WHAT IS NEEDED> State only the number of lines that contain the string "ylabel".

INPUT ROWS>
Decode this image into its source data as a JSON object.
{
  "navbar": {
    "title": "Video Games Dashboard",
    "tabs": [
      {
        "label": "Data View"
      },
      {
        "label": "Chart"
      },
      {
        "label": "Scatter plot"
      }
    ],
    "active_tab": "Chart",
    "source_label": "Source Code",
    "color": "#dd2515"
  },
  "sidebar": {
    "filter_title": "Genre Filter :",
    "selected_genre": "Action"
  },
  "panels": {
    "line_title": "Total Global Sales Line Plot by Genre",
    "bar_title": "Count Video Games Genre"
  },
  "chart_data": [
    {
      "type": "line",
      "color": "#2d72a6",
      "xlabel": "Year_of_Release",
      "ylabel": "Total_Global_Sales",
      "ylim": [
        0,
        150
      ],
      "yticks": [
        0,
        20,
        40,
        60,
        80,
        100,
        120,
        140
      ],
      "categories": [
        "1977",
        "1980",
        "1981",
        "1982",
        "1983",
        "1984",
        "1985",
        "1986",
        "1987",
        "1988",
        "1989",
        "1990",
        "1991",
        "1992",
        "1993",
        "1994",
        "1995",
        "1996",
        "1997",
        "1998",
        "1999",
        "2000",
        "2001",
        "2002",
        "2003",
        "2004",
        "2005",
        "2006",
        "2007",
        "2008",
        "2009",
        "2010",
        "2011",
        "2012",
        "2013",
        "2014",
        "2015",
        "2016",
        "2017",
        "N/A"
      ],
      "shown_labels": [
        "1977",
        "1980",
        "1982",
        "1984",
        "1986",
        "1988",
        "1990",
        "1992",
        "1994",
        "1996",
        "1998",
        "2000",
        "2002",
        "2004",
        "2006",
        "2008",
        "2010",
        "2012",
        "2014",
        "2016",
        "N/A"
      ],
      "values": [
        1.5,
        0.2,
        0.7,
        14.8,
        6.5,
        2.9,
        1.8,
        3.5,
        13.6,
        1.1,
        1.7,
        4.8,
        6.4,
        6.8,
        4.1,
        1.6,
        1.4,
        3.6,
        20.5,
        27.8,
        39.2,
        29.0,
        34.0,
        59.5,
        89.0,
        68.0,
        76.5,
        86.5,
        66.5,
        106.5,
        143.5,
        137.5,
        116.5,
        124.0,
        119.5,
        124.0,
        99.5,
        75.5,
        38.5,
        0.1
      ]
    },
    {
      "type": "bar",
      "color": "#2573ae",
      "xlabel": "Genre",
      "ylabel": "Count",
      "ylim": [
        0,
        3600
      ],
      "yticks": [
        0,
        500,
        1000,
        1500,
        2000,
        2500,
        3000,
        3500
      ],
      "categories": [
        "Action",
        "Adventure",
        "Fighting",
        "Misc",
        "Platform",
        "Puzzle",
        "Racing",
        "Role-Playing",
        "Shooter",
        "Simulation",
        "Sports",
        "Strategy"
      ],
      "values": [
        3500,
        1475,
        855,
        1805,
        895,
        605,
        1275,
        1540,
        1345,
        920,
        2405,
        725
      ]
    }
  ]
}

WORKED ANSWER> 2